(Extracts from a graphics dataset)
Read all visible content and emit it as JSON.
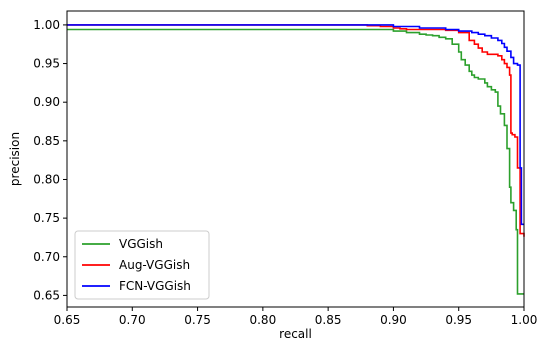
{
  "chart_data": {
    "type": "line",
    "title": "",
    "xlabel": "recall",
    "ylabel": "precision",
    "xlim": [
      0.65,
      1.0
    ],
    "ylim": [
      0.635,
      1.018
    ],
    "xticks": [
      0.65,
      0.7,
      0.75,
      0.8,
      0.85,
      0.9,
      0.95,
      1.0
    ],
    "xtick_labels": [
      "0.65",
      "0.70",
      "0.75",
      "0.80",
      "0.85",
      "0.90",
      "0.95",
      "1.00"
    ],
    "yticks": [
      0.65,
      0.7,
      0.75,
      0.8,
      0.85,
      0.9,
      0.95,
      1.0
    ],
    "ytick_labels": [
      "0.65",
      "0.70",
      "0.75",
      "0.80",
      "0.85",
      "0.90",
      "0.95",
      "1.00"
    ],
    "grid": false,
    "legend_position": "lower-left",
    "series": [
      {
        "name": "VGGish",
        "color": "#2ca02c",
        "x": [
          0.65,
          0.9,
          0.91,
          0.92,
          0.925,
          0.93,
          0.935,
          0.94,
          0.945,
          0.95,
          0.952,
          0.955,
          0.958,
          0.96,
          0.962,
          0.965,
          0.97,
          0.972,
          0.975,
          0.978,
          0.98,
          0.982,
          0.985,
          0.987,
          0.989,
          0.99,
          0.992,
          0.994,
          0.995,
          1.0
        ],
        "y": [
          0.994,
          0.992,
          0.99,
          0.988,
          0.987,
          0.986,
          0.984,
          0.982,
          0.975,
          0.965,
          0.955,
          0.948,
          0.94,
          0.935,
          0.932,
          0.93,
          0.925,
          0.92,
          0.916,
          0.913,
          0.895,
          0.885,
          0.87,
          0.84,
          0.79,
          0.77,
          0.76,
          0.735,
          0.652,
          0.652
        ]
      },
      {
        "name": "Aug-VGGish",
        "color": "#ff0000",
        "x": [
          0.65,
          0.875,
          0.88,
          0.89,
          0.9,
          0.905,
          0.91,
          0.94,
          0.95,
          0.958,
          0.962,
          0.965,
          0.968,
          0.972,
          0.975,
          0.98,
          0.983,
          0.985,
          0.987,
          0.989,
          0.99,
          0.991,
          0.993,
          0.995,
          0.997,
          1.0
        ],
        "y": [
          1.0,
          1.0,
          0.999,
          0.998,
          0.996,
          0.995,
          0.994,
          0.993,
          0.99,
          0.98,
          0.975,
          0.97,
          0.965,
          0.962,
          0.962,
          0.96,
          0.955,
          0.95,
          0.945,
          0.935,
          0.86,
          0.858,
          0.855,
          0.815,
          0.73,
          0.726
        ]
      },
      {
        "name": "FCN-VGGish",
        "color": "#0000ff",
        "x": [
          0.65,
          0.895,
          0.9,
          0.92,
          0.94,
          0.95,
          0.96,
          0.965,
          0.97,
          0.975,
          0.98,
          0.983,
          0.985,
          0.987,
          0.99,
          0.992,
          0.995,
          0.997,
          0.998,
          1.0
        ],
        "y": [
          1.0,
          1.0,
          0.998,
          0.996,
          0.994,
          0.992,
          0.99,
          0.988,
          0.986,
          0.983,
          0.98,
          0.976,
          0.971,
          0.966,
          0.958,
          0.95,
          0.948,
          0.815,
          0.742,
          0.742
        ]
      }
    ]
  }
}
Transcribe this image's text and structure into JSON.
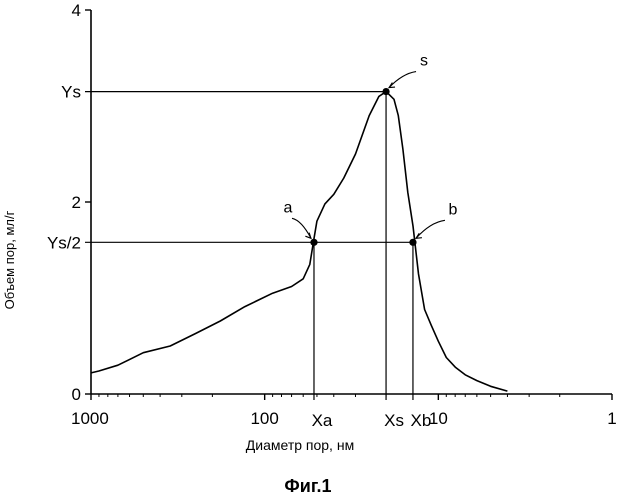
{
  "chart_data": {
    "type": "line",
    "title": "",
    "caption": "Фиг.1",
    "xlabel": "Диаметр пор, нм",
    "ylabel": "Объем пор, мл/г",
    "x_scale": "log",
    "x_reversed": true,
    "xlim": [
      1000,
      1
    ],
    "ylim": [
      0,
      4
    ],
    "x_ticks": [
      {
        "value": 1000,
        "label": "1000"
      },
      {
        "value": 100,
        "label": "100"
      },
      {
        "value": 10,
        "label": "10"
      },
      {
        "value": 1,
        "label": "1"
      }
    ],
    "y_ticks": [
      {
        "value": 0,
        "label": "0"
      },
      {
        "value": 2,
        "label": "2"
      },
      {
        "value": 4,
        "label": "4"
      }
    ],
    "grid": false,
    "series": [
      {
        "x": [
          1000,
          900,
          700,
          500,
          350,
          250,
          180,
          130,
          90,
          70,
          60,
          55,
          52,
          50,
          45,
          40,
          35,
          30,
          25,
          22,
          20,
          18,
          17,
          16,
          15,
          14,
          13,
          12,
          11,
          10,
          9,
          8,
          7,
          6,
          5,
          4
        ],
        "y": [
          0.22,
          0.24,
          0.3,
          0.43,
          0.5,
          0.63,
          0.76,
          0.91,
          1.05,
          1.12,
          1.2,
          1.35,
          1.62,
          1.8,
          1.98,
          2.08,
          2.25,
          2.5,
          2.9,
          3.1,
          3.15,
          3.07,
          2.9,
          2.55,
          2.1,
          1.75,
          1.25,
          0.88,
          0.72,
          0.55,
          0.38,
          0.28,
          0.2,
          0.14,
          0.08,
          0.03
        ]
      }
    ],
    "points": [
      {
        "name": "a",
        "x": 52,
        "y": 1.58
      },
      {
        "name": "s",
        "x": 20,
        "y": 3.15
      },
      {
        "name": "b",
        "x": 14,
        "y": 1.58
      }
    ],
    "reference_lines": {
      "y": [
        {
          "label": "Ys",
          "value": 3.15
        },
        {
          "label": "Ys/2",
          "value": 1.58
        }
      ],
      "x": [
        {
          "label": "Xa",
          "value": 52
        },
        {
          "label": "Xs",
          "value": 20
        },
        {
          "label": "Xb",
          "value": 14
        }
      ]
    }
  }
}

**What you will do**: Copy every line from the entries that contains the word "color".

**Solution**:
        "color": "#2ca02c",
        "color": "#ff0000",
        "color": "#0000ff",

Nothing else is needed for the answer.